Given problem
Each line containing the word "预览描述" should be found and copied.

Data for the task
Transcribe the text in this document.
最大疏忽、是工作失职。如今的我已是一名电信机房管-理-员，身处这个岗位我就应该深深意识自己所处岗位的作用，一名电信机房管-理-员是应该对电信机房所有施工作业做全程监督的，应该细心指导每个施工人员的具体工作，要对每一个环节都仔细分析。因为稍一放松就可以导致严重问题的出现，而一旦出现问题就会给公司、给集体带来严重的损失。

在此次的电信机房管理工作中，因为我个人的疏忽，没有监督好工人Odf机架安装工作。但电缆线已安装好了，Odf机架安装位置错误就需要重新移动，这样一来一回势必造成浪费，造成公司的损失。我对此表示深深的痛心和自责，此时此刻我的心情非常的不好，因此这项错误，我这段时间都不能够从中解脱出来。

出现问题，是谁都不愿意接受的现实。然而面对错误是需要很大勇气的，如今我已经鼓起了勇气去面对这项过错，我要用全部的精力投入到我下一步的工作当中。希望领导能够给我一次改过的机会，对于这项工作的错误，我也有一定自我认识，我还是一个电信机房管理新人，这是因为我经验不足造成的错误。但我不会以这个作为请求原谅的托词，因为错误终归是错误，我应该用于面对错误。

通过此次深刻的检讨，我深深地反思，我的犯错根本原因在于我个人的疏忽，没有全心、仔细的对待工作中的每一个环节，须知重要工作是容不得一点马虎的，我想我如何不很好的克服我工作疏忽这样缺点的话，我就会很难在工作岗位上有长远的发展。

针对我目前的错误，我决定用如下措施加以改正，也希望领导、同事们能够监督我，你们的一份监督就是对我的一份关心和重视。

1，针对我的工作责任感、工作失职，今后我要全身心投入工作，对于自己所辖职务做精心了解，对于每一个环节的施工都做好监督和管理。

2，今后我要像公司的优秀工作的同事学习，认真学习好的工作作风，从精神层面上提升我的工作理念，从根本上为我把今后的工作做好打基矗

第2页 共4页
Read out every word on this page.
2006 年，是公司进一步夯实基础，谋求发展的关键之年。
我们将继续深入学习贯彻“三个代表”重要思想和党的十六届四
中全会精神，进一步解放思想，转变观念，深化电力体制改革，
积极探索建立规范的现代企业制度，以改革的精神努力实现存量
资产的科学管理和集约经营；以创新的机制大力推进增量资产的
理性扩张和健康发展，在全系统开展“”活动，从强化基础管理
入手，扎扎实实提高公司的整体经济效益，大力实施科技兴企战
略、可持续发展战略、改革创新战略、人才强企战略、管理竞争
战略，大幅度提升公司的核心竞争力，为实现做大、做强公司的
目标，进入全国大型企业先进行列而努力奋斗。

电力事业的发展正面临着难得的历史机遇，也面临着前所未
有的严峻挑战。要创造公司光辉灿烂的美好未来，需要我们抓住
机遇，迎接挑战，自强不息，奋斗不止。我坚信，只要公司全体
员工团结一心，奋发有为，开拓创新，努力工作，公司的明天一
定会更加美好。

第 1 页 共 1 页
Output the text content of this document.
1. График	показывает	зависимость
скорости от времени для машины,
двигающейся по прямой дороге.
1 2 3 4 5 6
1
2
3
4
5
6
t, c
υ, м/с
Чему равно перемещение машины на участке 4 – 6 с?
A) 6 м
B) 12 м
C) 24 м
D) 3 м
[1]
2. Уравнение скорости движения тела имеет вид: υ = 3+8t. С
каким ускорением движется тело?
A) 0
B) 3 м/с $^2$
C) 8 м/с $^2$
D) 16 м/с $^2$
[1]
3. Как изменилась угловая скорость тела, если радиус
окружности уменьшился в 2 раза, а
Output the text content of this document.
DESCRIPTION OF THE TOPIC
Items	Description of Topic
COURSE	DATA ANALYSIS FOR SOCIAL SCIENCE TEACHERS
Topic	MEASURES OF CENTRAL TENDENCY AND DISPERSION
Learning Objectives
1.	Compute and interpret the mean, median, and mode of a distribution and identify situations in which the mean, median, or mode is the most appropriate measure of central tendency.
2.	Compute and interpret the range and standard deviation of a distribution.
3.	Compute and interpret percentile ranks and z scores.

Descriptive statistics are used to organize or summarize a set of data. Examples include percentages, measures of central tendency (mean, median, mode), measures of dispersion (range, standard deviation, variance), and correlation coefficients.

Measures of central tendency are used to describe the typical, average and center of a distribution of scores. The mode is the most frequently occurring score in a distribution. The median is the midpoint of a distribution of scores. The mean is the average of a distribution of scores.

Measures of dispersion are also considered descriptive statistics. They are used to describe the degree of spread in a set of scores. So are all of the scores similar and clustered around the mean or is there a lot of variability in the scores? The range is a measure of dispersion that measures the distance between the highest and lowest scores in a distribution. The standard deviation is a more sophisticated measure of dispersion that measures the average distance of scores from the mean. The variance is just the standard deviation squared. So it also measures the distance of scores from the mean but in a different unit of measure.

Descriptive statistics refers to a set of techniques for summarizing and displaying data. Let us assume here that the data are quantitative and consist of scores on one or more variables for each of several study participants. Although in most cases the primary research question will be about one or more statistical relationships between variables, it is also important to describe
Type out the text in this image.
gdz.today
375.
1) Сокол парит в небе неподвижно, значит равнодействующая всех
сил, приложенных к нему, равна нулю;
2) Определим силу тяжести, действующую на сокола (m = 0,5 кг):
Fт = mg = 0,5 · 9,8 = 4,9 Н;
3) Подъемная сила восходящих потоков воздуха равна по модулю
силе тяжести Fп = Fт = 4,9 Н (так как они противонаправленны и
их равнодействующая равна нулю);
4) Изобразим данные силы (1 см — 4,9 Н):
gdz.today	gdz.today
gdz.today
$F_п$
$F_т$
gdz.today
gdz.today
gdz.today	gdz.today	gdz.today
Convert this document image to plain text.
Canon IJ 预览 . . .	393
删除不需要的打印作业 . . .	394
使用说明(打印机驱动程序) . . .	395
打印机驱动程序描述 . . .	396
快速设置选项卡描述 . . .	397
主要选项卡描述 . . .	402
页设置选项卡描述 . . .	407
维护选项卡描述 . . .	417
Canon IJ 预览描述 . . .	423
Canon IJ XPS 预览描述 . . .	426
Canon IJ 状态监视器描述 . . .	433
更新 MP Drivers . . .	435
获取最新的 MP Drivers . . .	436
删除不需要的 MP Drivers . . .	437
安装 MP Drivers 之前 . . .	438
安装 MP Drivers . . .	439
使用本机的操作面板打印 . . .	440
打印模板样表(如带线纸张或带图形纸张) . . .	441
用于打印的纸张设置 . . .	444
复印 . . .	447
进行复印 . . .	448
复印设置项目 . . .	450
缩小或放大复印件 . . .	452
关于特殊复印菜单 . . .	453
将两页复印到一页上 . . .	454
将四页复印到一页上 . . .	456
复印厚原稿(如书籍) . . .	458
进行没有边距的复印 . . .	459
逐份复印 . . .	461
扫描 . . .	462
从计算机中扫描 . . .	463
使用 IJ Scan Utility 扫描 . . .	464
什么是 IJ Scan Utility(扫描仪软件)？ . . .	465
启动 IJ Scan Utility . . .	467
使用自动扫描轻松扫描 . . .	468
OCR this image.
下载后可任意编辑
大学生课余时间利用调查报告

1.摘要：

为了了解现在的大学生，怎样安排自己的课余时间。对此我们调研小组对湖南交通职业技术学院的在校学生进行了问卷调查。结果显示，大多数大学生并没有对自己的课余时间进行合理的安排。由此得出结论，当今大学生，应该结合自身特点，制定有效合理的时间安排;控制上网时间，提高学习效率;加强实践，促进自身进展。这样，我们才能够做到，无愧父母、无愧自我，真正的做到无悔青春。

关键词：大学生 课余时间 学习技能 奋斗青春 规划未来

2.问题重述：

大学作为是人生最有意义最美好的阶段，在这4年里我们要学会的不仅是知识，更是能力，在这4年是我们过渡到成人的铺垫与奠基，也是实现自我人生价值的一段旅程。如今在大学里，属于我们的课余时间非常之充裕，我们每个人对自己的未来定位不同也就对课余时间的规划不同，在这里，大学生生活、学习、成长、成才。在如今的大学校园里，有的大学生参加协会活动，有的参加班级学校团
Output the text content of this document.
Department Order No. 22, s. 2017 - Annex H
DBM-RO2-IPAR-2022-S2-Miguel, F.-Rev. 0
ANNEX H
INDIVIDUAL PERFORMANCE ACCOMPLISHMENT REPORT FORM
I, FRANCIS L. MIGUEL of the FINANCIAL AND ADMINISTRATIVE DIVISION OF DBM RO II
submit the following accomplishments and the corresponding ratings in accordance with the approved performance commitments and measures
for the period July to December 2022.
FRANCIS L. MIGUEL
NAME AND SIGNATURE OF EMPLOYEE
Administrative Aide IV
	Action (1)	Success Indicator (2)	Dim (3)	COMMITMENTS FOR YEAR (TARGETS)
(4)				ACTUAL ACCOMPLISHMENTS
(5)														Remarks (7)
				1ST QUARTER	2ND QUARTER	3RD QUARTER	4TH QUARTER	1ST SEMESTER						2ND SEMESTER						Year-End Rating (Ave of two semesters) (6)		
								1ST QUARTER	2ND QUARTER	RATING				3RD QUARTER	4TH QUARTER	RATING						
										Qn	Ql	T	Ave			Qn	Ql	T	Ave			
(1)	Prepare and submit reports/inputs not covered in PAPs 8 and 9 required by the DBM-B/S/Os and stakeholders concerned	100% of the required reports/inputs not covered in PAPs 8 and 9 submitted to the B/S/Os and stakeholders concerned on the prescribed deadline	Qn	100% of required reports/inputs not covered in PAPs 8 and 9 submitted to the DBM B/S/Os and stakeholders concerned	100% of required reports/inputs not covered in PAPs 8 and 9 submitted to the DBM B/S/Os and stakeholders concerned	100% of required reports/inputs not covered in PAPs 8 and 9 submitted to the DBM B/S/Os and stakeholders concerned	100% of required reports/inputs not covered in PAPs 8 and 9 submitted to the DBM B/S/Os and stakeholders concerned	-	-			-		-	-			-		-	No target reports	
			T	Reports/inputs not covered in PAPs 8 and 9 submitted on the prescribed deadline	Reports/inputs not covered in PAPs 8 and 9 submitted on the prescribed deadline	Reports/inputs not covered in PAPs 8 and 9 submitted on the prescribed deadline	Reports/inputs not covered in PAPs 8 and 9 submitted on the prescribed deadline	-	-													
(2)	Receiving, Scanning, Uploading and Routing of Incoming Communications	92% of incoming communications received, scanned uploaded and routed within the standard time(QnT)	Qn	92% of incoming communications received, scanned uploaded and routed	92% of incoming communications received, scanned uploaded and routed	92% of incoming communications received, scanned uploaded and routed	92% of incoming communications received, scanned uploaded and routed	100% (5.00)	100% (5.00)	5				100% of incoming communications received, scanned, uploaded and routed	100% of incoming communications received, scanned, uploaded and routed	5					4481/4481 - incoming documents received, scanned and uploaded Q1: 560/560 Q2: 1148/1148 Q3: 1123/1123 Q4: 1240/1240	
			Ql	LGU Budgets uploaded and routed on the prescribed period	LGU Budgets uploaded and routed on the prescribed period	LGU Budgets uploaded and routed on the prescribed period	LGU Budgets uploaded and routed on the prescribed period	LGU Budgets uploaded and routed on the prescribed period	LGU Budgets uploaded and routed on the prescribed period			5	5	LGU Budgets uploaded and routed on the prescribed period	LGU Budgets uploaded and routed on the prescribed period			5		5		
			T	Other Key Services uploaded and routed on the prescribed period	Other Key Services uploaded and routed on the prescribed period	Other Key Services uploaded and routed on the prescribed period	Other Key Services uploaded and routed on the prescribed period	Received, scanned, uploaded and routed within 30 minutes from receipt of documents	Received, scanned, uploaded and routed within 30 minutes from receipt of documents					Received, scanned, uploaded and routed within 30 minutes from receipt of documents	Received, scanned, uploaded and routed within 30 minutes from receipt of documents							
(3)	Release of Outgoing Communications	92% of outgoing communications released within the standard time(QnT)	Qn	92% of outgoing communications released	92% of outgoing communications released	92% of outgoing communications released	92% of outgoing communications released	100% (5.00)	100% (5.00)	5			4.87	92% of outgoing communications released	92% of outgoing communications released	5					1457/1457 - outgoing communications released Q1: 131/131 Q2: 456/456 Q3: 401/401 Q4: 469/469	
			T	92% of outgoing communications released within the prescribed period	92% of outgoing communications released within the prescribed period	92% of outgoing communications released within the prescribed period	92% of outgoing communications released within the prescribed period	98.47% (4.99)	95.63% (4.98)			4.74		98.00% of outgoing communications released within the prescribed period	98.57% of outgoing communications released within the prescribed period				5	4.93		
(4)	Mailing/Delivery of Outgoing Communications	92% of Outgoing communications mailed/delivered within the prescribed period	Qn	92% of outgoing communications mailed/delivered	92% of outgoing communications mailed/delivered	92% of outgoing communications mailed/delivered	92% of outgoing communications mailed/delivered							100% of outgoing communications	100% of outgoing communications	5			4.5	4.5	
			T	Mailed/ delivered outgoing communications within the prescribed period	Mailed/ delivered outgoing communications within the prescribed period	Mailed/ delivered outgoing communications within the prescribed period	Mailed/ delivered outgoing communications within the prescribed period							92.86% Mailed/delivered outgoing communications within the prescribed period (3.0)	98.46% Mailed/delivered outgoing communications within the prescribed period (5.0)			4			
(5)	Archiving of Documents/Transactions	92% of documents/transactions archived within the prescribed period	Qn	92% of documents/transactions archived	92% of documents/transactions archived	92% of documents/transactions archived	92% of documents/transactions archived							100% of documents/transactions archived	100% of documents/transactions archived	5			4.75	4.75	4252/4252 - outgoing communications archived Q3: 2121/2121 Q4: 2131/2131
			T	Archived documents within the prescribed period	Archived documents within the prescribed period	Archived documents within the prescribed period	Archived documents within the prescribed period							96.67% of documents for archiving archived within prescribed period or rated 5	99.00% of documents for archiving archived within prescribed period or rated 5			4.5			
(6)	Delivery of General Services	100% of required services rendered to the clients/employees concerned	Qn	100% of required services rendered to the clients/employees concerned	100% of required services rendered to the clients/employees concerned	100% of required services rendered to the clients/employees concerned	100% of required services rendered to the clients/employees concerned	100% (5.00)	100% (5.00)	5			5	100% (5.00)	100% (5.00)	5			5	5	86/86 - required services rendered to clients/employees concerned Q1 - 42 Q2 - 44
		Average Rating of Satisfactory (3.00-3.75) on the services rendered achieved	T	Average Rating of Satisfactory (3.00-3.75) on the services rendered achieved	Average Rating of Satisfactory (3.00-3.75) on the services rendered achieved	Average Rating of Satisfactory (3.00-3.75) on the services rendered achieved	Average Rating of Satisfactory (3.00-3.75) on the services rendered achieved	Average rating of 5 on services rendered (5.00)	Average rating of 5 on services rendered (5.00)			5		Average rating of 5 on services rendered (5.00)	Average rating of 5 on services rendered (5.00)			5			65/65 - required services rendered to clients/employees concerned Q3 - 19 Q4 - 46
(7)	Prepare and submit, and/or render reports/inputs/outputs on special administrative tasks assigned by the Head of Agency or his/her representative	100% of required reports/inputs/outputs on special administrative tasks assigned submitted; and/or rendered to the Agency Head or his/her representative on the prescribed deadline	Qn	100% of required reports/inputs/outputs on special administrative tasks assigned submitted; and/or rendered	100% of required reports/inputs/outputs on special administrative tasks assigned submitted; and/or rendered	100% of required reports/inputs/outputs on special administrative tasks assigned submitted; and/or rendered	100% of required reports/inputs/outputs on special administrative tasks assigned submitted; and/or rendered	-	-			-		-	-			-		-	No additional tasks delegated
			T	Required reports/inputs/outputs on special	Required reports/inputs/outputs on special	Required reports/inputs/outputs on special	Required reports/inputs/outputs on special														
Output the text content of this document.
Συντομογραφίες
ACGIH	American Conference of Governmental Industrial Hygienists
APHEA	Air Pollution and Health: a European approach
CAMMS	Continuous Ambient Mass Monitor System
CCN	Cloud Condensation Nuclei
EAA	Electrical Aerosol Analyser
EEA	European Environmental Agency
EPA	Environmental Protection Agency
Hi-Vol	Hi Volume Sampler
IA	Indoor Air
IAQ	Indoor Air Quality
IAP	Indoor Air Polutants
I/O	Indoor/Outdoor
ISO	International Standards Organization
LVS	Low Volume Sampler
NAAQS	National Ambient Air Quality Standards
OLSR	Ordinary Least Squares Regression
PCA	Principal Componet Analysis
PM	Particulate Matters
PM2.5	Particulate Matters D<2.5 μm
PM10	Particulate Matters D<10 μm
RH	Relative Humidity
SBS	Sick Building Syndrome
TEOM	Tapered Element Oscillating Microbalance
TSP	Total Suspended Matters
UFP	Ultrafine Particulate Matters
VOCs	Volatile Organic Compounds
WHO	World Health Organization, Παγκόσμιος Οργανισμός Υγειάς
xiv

Correct response
Canon IJ 预览描述 . . .	423
Canon IJ XPS 预览描述 . . .	426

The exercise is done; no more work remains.